**WORKING DATA**
━━━

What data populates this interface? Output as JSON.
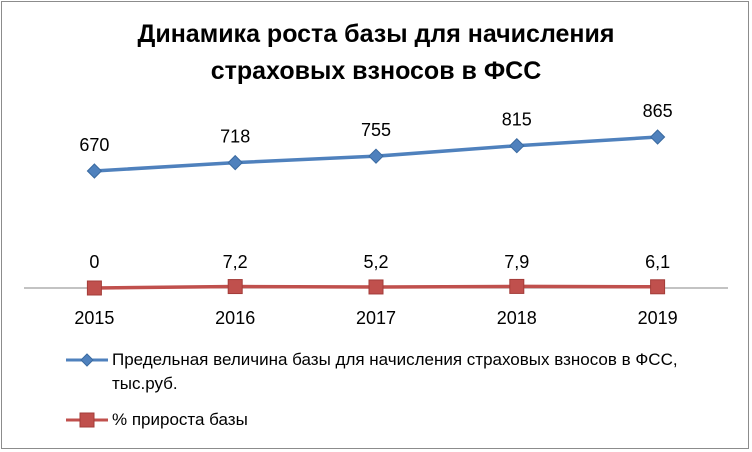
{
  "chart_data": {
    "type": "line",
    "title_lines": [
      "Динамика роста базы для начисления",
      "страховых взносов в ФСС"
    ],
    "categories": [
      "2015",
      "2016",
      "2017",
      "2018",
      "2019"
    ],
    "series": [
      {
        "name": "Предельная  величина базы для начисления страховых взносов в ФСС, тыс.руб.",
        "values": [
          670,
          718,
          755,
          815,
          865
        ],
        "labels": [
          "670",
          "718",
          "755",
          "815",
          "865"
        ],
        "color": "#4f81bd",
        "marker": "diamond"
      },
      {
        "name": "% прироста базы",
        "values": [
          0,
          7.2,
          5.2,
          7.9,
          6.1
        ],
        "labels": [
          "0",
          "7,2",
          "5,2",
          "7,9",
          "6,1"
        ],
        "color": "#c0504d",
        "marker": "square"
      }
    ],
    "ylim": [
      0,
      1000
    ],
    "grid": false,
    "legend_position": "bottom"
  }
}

━━━

Look through the entries above; copy every line holding the string "страховых".

      "страховых взносов в ФСС"
        "name": "Предельная  величина базы для начисления страховых взносов в ФСС, тыс.руб.",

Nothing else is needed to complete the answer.